> **INFORMATION SUPPLIED**:
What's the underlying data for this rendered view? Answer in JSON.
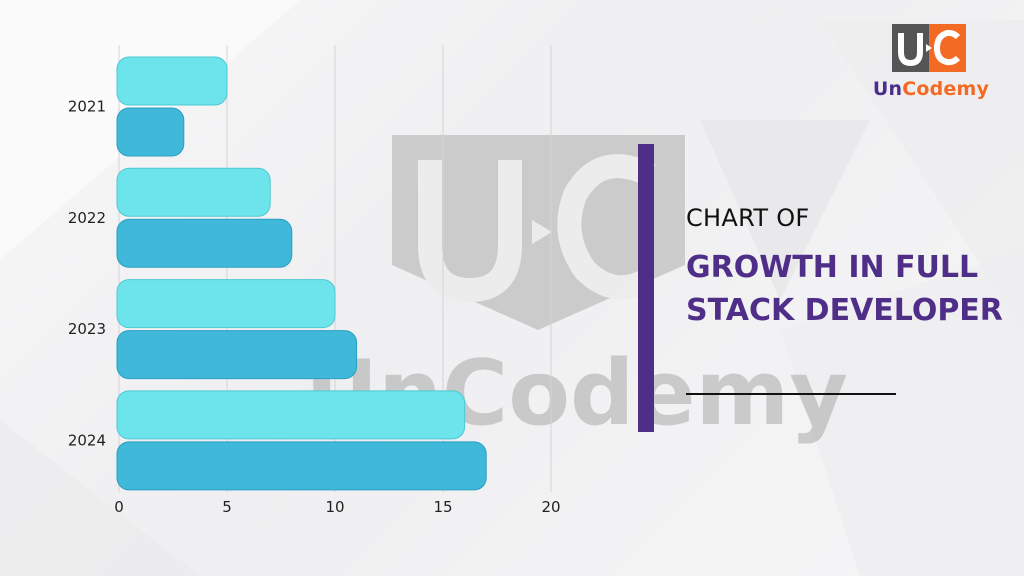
{
  "brand": {
    "logo_letters": "U·C",
    "name_part1": "Un",
    "name_part2": "Codemy",
    "watermark_text": "UnCodemy",
    "colors": {
      "purple": "#4f2e88",
      "orange": "#f26a24",
      "mark_gray": "#555555"
    }
  },
  "title": {
    "prefix": "CHART OF",
    "main": "GROWTH IN FULL STACK DEVELOPER"
  },
  "chart_data": {
    "type": "bar",
    "orientation": "horizontal",
    "categories": [
      "2021",
      "2022",
      "2023",
      "2024"
    ],
    "series": [
      {
        "values": [
          5,
          7,
          10,
          16
        ],
        "color": "#6de4eb"
      },
      {
        "values": [
          3,
          8,
          11,
          17
        ],
        "color": "#3fb8d9"
      }
    ],
    "xlim": [
      0,
      20
    ],
    "xticks": [
      0,
      5,
      10,
      15,
      20
    ],
    "grid": true,
    "xlabel": "",
    "ylabel": ""
  }
}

> **TASK**:
Transcribe all of the records above character for character. Exclude the pictures.

> **FINAL RESULT**:
What's the underlying data for this rendered view? Answer in JSON.
{
  "brand": {
    "logo_letters": "U·C",
    "name_part1": "Un",
    "name_part2": "Codemy",
    "watermark_text": "UnCodemy",
    "colors": {
      "purple": "#4f2e88",
      "orange": "#f26a24",
      "mark_gray": "#555555"
    }
  },
  "title": {
    "prefix": "CHART OF",
    "main": "GROWTH IN FULL STACK DEVELOPER"
  },
  "chart_data": {
    "type": "bar",
    "orientation": "horizontal",
    "categories": [
      "2021",
      "2022",
      "2023",
      "2024"
    ],
    "series": [
      {
        "values": [
          5,
          7,
          10,
          16
        ],
        "color": "#6de4eb"
      },
      {
        "values": [
          3,
          8,
          11,
          17
        ],
        "color": "#3fb8d9"
      }
    ],
    "xlim": [
      0,
      20
    ],
    "xticks": [
      0,
      5,
      10,
      15,
      20
    ],
    "grid": true,
    "xlabel": "",
    "ylabel": ""
  }
}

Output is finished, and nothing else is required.